## Task prompt
Every line from the line containing "Decode this image" through the final line below is to be repeated exactly; no other line is.

## Extracted information
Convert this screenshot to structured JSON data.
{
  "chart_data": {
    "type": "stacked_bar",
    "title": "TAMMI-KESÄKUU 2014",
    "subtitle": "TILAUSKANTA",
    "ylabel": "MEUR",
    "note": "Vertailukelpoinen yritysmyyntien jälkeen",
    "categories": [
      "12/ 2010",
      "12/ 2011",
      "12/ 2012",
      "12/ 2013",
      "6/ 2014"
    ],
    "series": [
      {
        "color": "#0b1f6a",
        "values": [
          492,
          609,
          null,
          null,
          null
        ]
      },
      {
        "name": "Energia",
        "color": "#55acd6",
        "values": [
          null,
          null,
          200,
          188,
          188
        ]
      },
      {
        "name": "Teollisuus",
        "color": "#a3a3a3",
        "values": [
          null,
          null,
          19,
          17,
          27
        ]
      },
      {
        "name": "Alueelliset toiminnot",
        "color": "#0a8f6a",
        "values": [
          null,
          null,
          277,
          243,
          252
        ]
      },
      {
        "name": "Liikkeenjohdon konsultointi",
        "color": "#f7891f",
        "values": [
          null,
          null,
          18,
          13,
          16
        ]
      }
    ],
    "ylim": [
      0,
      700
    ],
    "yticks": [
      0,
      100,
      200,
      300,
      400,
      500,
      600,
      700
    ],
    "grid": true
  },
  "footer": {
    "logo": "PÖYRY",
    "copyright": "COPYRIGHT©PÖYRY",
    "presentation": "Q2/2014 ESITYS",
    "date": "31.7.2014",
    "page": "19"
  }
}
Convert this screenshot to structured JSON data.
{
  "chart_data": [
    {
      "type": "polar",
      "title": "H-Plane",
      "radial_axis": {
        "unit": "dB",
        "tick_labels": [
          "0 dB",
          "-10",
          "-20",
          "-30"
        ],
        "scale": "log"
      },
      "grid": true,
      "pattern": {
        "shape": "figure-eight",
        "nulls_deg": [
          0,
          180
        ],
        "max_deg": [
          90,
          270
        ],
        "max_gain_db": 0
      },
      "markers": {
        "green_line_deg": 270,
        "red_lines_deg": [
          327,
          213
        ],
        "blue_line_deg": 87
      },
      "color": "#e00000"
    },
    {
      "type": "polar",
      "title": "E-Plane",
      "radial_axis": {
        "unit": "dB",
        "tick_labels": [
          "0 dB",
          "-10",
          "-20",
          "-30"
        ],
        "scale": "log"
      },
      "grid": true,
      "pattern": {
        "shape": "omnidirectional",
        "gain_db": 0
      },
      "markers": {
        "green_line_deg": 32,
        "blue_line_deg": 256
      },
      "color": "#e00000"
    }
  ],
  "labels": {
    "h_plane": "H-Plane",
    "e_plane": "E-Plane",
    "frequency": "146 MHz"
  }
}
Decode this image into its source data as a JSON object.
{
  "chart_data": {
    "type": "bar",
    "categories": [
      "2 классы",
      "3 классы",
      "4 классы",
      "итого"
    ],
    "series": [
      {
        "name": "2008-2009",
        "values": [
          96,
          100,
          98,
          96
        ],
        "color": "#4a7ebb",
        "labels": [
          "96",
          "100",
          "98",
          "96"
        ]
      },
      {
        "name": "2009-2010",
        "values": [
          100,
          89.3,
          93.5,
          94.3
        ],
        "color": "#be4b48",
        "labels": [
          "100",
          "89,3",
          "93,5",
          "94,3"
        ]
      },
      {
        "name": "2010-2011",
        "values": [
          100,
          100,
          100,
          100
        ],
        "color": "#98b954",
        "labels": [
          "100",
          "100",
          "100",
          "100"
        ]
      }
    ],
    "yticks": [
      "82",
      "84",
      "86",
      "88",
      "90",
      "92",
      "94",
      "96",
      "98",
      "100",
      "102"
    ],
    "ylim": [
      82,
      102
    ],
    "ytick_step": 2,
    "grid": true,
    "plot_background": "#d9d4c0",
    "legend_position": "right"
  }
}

## Solution
Decode this image into its source data as a JSON object.
{
  "chart_data": {
    "type": "bar",
    "categories": [
      "2 классы",
      "3 классы",
      "4 классы",
      "итого"
    ],
    "series": [
      {
        "name": "2008-2009",
        "values": [
          96,
          100,
          98,
          96
        ],
        "color": "#4a7ebb",
        "labels": [
          "96",
          "100",
          "98",
          "96"
        ]
      },
      {
        "name": "2009-2010",
        "values": [
          100,
          89.3,
          93.5,
          94.3
        ],
        "color": "#be4b48",
        "labels": [
          "100",
          "89,3",
          "93,5",
          "94,3"
        ]
      },
      {
        "name": "2010-2011",
        "values": [
          100,
          100,
          100,
          100
        ],
        "color": "#98b954",
        "labels": [
          "100",
          "100",
          "100",
          "100"
        ]
      }
    ],
    "yticks": [
      "82",
      "84",
      "86",
      "88",
      "90",
      "92",
      "94",
      "96",
      "98",
      "100",
      "102"
    ],
    "ylim": [
      82,
      102
    ],
    "ytick_step": 2,
    "grid": true,
    "plot_background": "#d9d4c0",
    "legend_position": "right"
  }
}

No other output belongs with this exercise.